[Dataset records]

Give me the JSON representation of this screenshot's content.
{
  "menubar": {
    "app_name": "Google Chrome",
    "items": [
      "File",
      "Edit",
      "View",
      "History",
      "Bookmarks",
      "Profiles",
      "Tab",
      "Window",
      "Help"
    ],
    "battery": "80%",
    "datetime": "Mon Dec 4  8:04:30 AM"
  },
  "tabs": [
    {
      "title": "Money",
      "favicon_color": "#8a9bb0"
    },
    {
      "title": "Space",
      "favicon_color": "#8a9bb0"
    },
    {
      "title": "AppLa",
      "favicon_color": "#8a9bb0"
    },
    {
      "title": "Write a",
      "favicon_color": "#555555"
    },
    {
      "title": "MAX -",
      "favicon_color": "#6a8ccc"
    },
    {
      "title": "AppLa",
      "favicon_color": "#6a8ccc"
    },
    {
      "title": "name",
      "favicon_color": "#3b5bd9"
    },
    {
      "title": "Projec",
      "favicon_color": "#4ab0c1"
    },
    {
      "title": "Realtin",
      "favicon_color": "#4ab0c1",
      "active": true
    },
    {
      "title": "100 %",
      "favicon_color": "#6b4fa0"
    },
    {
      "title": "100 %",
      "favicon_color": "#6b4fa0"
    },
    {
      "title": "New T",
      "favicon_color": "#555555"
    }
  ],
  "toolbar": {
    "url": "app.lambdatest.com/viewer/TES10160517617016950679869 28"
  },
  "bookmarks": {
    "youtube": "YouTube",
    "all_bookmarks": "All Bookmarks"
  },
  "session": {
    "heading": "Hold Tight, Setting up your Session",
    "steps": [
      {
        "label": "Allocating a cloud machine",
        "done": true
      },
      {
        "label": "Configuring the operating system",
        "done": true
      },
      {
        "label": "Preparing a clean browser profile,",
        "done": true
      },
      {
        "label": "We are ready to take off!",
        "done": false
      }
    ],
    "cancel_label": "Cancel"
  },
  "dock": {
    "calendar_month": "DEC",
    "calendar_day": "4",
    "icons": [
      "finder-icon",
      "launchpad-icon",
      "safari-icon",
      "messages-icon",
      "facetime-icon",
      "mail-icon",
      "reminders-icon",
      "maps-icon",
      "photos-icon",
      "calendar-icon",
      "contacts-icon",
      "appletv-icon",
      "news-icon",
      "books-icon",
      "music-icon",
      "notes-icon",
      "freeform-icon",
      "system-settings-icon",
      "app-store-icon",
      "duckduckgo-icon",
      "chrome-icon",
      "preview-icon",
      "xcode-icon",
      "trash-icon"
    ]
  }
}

§ Direction: Extract the entries above verbatim.

§ Output for this task:
Give me the JSON representation of this screenshot's content.
{
  "menubar": {
    "app_name": "Google Chrome",
    "items": [
      "File",
      "Edit",
      "View",
      "History",
      "Bookmarks",
      "Profiles",
      "Tab",
      "Window",
      "Help"
    ],
    "battery": "80%",
    "datetime": "Mon Dec 4  8:04:30 AM"
  },
  "tabs": [
    {
      "title": "Money",
      "favicon_color": "#8a9bb0"
    },
    {
      "title": "Space",
      "favicon_color": "#8a9bb0"
    },
    {
      "title": "AppLa",
      "favicon_color": "#8a9bb0"
    },
    {
      "title": "Write a",
      "favicon_color": "#555555"
    },
    {
      "title": "MAX -",
      "favicon_color": "#6a8ccc"
    },
    {
      "title": "AppLa",
      "favicon_color": "#6a8ccc"
    },
    {
      "title": "name",
      "favicon_color": "#3b5bd9"
    },
    {
      "title": "Projec",
      "favicon_color": "#4ab0c1"
    },
    {
      "title": "Realtin",
      "favicon_color": "#4ab0c1",
      "active": true
    },
    {
      "title": "100 %",
      "favicon_color": "#6b4fa0"
    },
    {
      "title": "100 %",
      "favicon_color": "#6b4fa0"
    },
    {
      "title": "New T",
      "favicon_color": "#555555"
    }
  ],
  "toolbar": {
    "url": "app.lambdatest.com/viewer/TES10160517617016950679869 28"
  },
  "bookmarks": {
    "youtube": "YouTube",
    "all_bookmarks": "All Bookmarks"
  },
  "session": {
    "heading": "Hold Tight, Setting up your Session",
    "steps": [
      {
        "label": "Allocating a cloud machine",
        "done": true
      },
      {
        "label": "Configuring the operating system",
        "done": true
      },
      {
        "label": "Preparing a clean browser profile,",
        "done": true
      },
      {
        "label": "We are ready to take off!",
        "done": false
      }
    ],
    "cancel_label": "Cancel"
  },
  "dock": {
    "calendar_month": "DEC",
    "calendar_day": "4",
    "icons": [
      "finder-icon",
      "launchpad-icon",
      "safari-icon",
      "messages-icon",
      "facetime-icon",
      "mail-icon",
      "reminders-icon",
      "maps-icon",
      "photos-icon",
      "calendar-icon",
      "contacts-icon",
      "appletv-icon",
      "news-icon",
      "books-icon",
      "music-icon",
      "notes-icon",
      "freeform-icon",
      "system-settings-icon",
      "app-store-icon",
      "duckduckgo-icon",
      "chrome-icon",
      "preview-icon",
      "xcode-icon",
      "trash-icon"
    ]
  }
}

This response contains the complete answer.